The problem: Below are the records; collect from them each line containing the string "inverze".

* * *

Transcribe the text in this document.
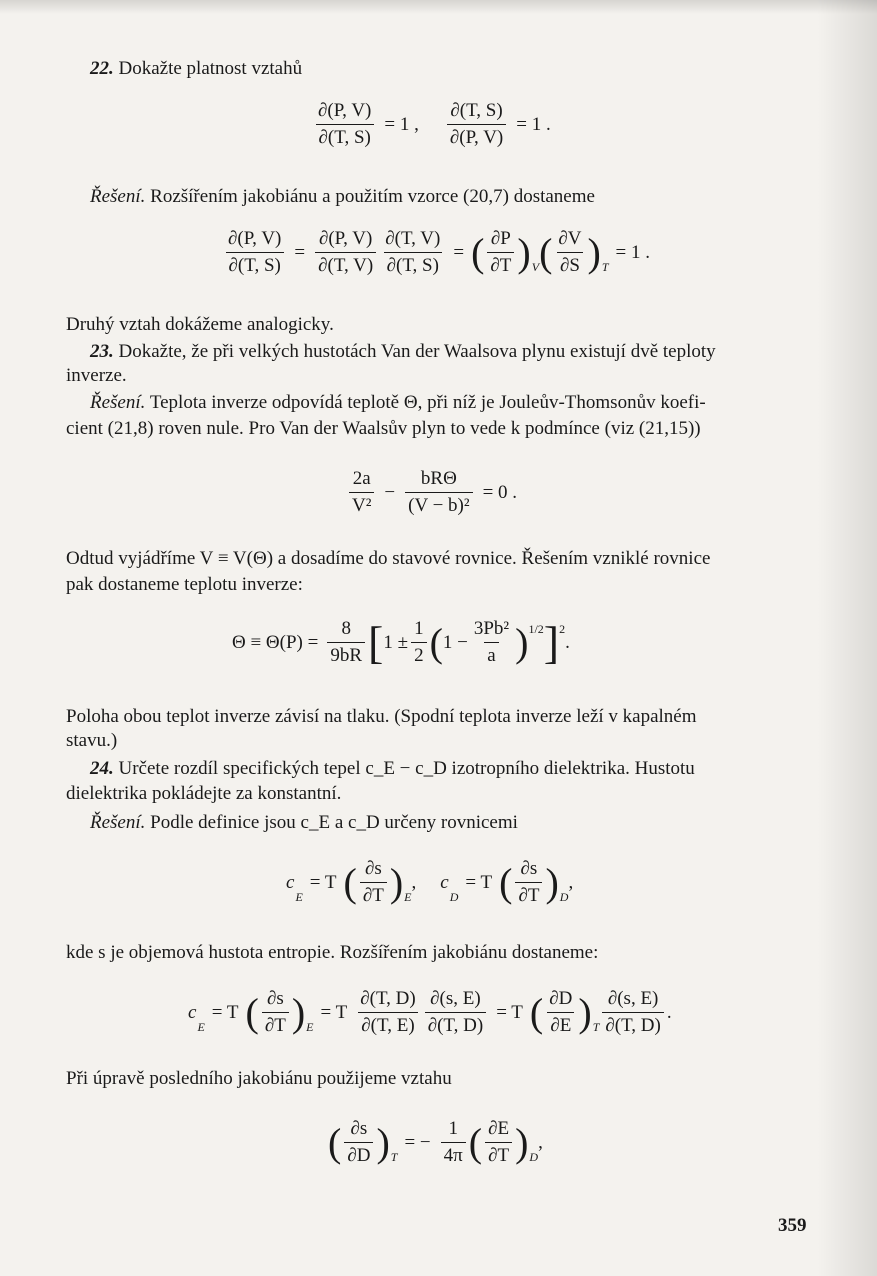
22. Dokažte platnost vztahů
$\frac{\partial(P, V)}{\partial(T, S)} = 1$ , $\frac{\partial(T, S)}{\partial(P, V)} = 1$ .
Řešení. Rozšířením jakobiánu a použitím vzorce (20,7) dostaneme
$\frac{\partial(P, V)}{\partial(T, S)} = \frac{\partial(P, V)}{\partial(T, V)} \frac{\partial(T, V)}{\partial(T, S)}$ = ( $\frac{\partial P}{\partial T}$ ) V ( $\frac{\partial V}{\partial S}$ ) T
= 1 .
Druhý vztah dokážeme analogicky.
23. Dokažte, že při velkých hustotách Van der Waalsova plynu existují dvě teploty
inverze.
Řešení. Teplota inverze odpovídá teplotě Θ, při níž je Jouleův-Thomsonův koefi-
cient (21,8) roven nule. Pro Van der Waalsův plyn to vede k podmínce (viz (21,15))
$\frac{2a}{\text{V²}} - \frac{\text{bRΘ}}{\text{(V − b)²}} = 0$ .
Odtud vyjádříme V ≡ V(Θ) a dosadíme do stavové rovnice. Řešením vzniklé rovnice
pak dostaneme teplotu inverze:
$\Theta \equiv \Theta(P) = \frac{8}{9bR}$ [ $1 \pm \frac{1}{2}$ ( $1 - \frac{\text{3Pb²}}{a}$ ) 1/2 ] 2
.
Poloha obou teplot inverze závisí na tlaku. (Spodní teplota inverze leží v kapalném
stavu.)
24. Určete rozdíl specifických tepel c_E − c_D izotropního dielektrika. Hustotu
dielektrika pokládejte za konstantní.
Řešení. Podle definice jsou c_E a c_D určeny rovnicemi
c
E
= T ( $\frac{\partial s}{\partial T}$ ) E
, c
D
= T ( $\frac{\partial s}{\partial T}$ ) D
,
kde s je objemová hustota entropie. Rozšířením jakobiánu dostaneme:
c
E
= T ( $\frac{\partial s}{\partial T}$ ) E
= T $\frac{\partial(T, D)}{\partial(T, E)} \frac{\partial(s, E)}{\partial(T, D)} = T$ ( $\frac{\partial D}{\partial E}$ ) T $\frac{\partial(s, E)}{\partial(T, D)}$ .
Při úpravě posledního jakobiánu použijeme vztahu
( $\frac{\partial s}{\partial D}$ ) T
= − $\frac{1}{4\pi}$ ( $\frac{\partial E}{\partial T}$ ) D
,
359
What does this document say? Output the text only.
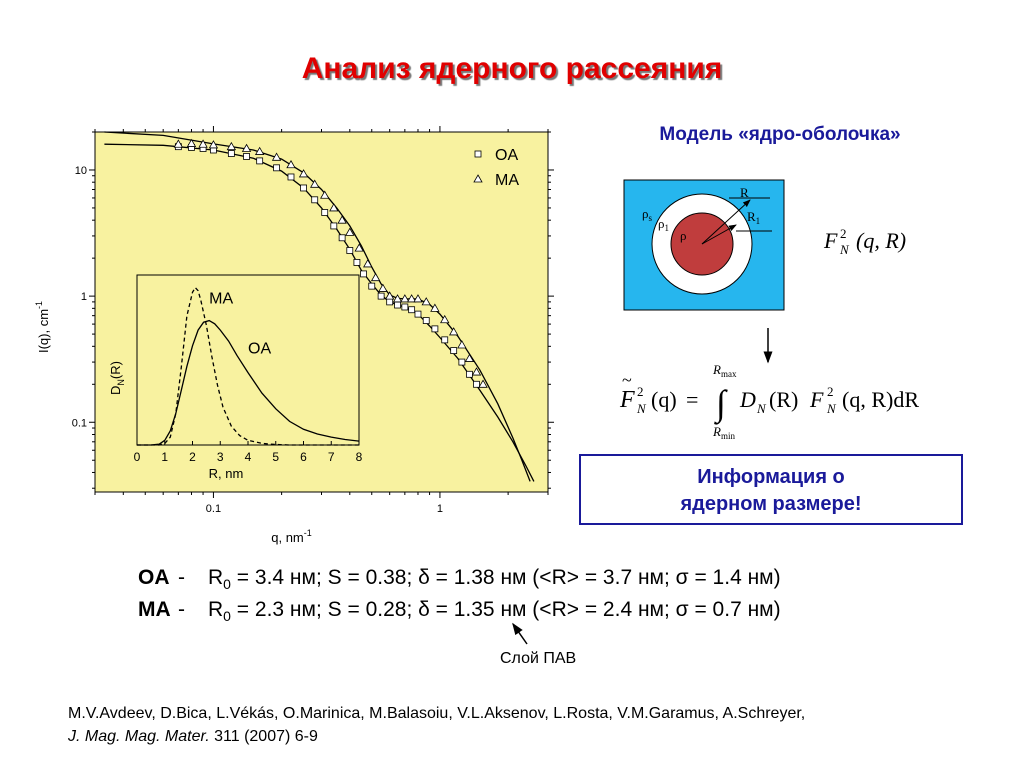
Анализ ядерного рассеяния
0.1	1
0.1
1
10
q, $nm^{-1}$
I(q), $cm^{-1}$
OA
MA
0 1 2 3 4 5 6 7 8
R, nm
$D_N(R)$
MA
OA
Модель «ядро-оболочка»
R
$R_1$
$\rho_s$ $\rho_1$ ρ	F 2
N (q, R)
F
~
2
N (q) =
$R_{max}$
∫
$R_{min}$
D N (R) F 2
N (q, R)dR
Информация о
ядерном размере!
OA - $R_0 = 3.4$ нм; S = 0.38; δ = 1.38 нм (<R> = 3.7 нм; σ = 1.4 нм)
MA - $R_0 = 2.3$ нм; S = 0.28; δ = 1.35 нм (<R> = 2.4 нм; σ = 0.7 нм)
Слой ПАВ
M.V.Avdeev, D.Bica, L.Vékás, O.Marinica, M.Balasoiu, V.L.Aksenov, L.Rosta, V.M.Garamus, A.Schreyer,
J. Mag. Mag. Mater. 311 (2007) 6-9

* * *

Solution:
inverze.
Řešení. Teplota inverze odpovídá teplotě Θ, při níž je Jouleův-Thomsonův koefi-
pak dostaneme teplotu inverze:
Poloha obou teplot inverze závisí na tlaku. (Spodní teplota inverze leží v kapalném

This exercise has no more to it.